* start RECORD EXCERPTS *
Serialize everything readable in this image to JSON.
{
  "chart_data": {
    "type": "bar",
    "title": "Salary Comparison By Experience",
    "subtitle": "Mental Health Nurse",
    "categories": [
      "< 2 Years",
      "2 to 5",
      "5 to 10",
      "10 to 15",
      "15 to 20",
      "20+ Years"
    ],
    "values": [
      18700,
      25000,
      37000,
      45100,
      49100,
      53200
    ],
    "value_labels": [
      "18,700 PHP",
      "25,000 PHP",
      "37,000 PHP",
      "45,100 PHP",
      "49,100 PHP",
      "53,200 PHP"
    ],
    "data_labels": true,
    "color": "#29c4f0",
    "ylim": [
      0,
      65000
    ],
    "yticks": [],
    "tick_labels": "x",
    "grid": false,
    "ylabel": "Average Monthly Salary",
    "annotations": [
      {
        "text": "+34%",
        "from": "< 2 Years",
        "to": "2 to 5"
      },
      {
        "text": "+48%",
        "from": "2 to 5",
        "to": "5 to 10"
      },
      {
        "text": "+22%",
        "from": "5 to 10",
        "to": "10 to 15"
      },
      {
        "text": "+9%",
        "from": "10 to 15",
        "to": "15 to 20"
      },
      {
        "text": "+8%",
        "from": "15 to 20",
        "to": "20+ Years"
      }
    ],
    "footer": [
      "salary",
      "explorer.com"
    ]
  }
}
* end RECORD EXCERPTS *
WHAT IS EXPECTED: Please restate the records in full, word for word.

REPLY TO THE TASK:
Serialize everything readable in this image to JSON.
{
  "chart_data": {
    "type": "bar",
    "title": "Salary Comparison By Experience",
    "subtitle": "Mental Health Nurse",
    "categories": [
      "< 2 Years",
      "2 to 5",
      "5 to 10",
      "10 to 15",
      "15 to 20",
      "20+ Years"
    ],
    "values": [
      18700,
      25000,
      37000,
      45100,
      49100,
      53200
    ],
    "value_labels": [
      "18,700 PHP",
      "25,000 PHP",
      "37,000 PHP",
      "45,100 PHP",
      "49,100 PHP",
      "53,200 PHP"
    ],
    "data_labels": true,
    "color": "#29c4f0",
    "ylim": [
      0,
      65000
    ],
    "yticks": [],
    "tick_labels": "x",
    "grid": false,
    "ylabel": "Average Monthly Salary",
    "annotations": [
      {
        "text": "+34%",
        "from": "< 2 Years",
        "to": "2 to 5"
      },
      {
        "text": "+48%",
        "from": "2 to 5",
        "to": "5 to 10"
      },
      {
        "text": "+22%",
        "from": "5 to 10",
        "to": "10 to 15"
      },
      {
        "text": "+9%",
        "from": "10 to 15",
        "to": "15 to 20"
      },
      {
        "text": "+8%",
        "from": "15 to 20",
        "to": "20+ Years"
      }
    ],
    "footer": [
      "salary",
      "explorer.com"
    ]
  }
}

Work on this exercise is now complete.